= What you have to do =
Restate the full listing word for word and leave the pictures out.

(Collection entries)
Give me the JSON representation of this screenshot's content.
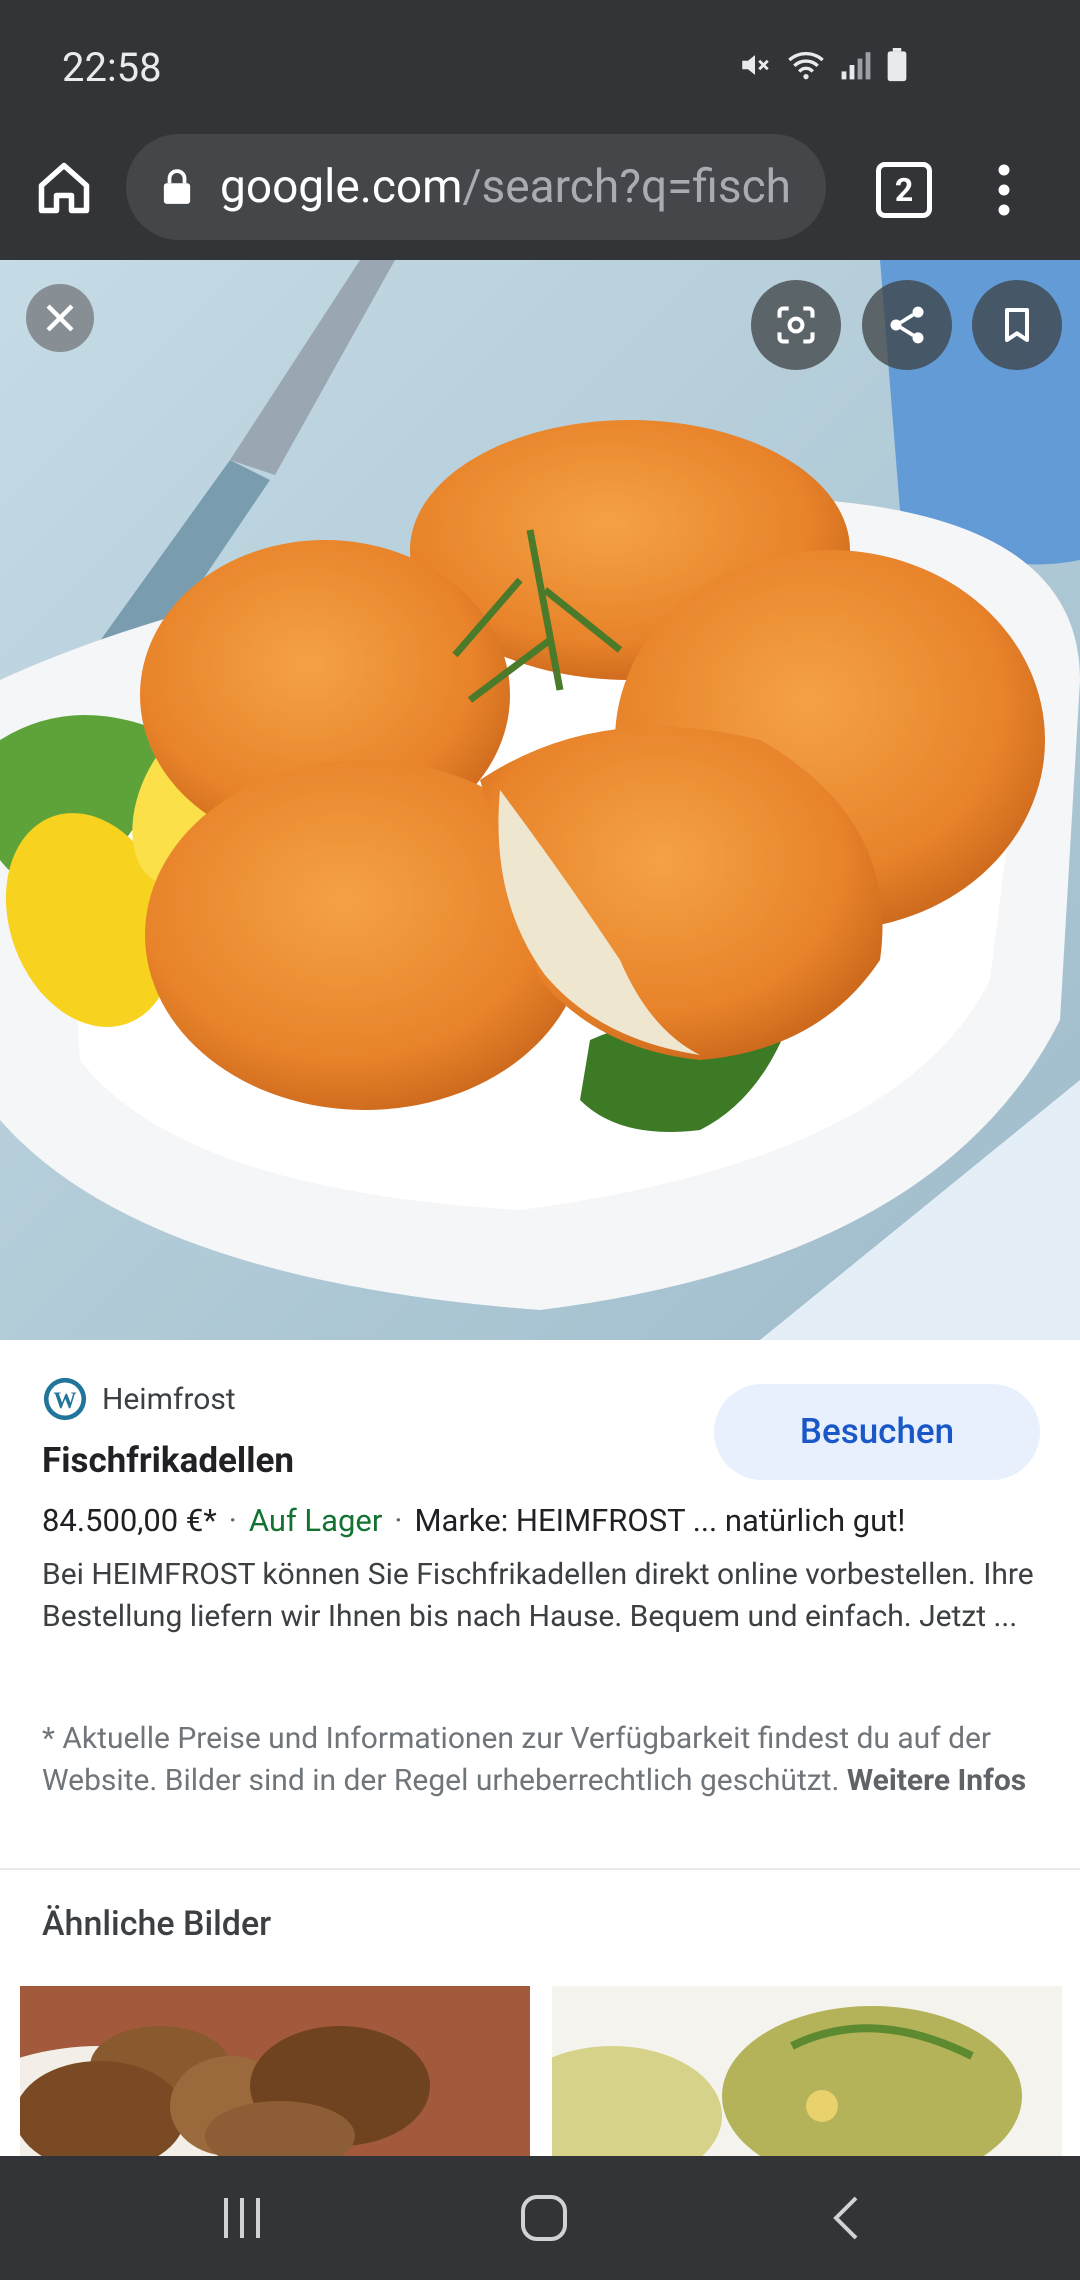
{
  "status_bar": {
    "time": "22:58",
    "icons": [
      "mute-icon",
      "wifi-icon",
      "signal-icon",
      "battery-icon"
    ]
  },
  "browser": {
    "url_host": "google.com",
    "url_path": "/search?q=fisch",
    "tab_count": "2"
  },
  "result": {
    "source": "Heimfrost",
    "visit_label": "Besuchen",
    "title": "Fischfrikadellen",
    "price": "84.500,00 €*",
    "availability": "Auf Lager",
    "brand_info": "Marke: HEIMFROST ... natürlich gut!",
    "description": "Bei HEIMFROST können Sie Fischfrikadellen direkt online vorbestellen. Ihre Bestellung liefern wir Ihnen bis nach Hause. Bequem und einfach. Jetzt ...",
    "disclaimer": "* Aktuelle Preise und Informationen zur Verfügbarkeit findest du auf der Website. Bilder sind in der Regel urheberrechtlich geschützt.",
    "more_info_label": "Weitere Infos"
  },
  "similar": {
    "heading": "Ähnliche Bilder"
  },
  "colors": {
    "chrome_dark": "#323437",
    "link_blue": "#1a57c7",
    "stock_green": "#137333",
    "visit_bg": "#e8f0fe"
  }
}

= Answer to the exercise =
Give me the JSON representation of this screenshot's content.
{
  "status_bar": {
    "time": "22:58",
    "icons": [
      "mute-icon",
      "wifi-icon",
      "signal-icon",
      "battery-icon"
    ]
  },
  "browser": {
    "url_host": "google.com",
    "url_path": "/search?q=fisch",
    "tab_count": "2"
  },
  "result": {
    "source": "Heimfrost",
    "visit_label": "Besuchen",
    "title": "Fischfrikadellen",
    "price": "84.500,00 €*",
    "availability": "Auf Lager",
    "brand_info": "Marke: HEIMFROST ... natürlich gut!",
    "description": "Bei HEIMFROST können Sie Fischfrikadellen direkt online vorbestellen. Ihre Bestellung liefern wir Ihnen bis nach Hause. Bequem und einfach. Jetzt ...",
    "disclaimer": "* Aktuelle Preise und Informationen zur Verfügbarkeit findest du auf der Website. Bilder sind in der Regel urheberrechtlich geschützt.",
    "more_info_label": "Weitere Infos"
  },
  "similar": {
    "heading": "Ähnliche Bilder"
  },
  "colors": {
    "chrome_dark": "#323437",
    "link_blue": "#1a57c7",
    "stock_green": "#137333",
    "visit_bg": "#e8f0fe"
  }
}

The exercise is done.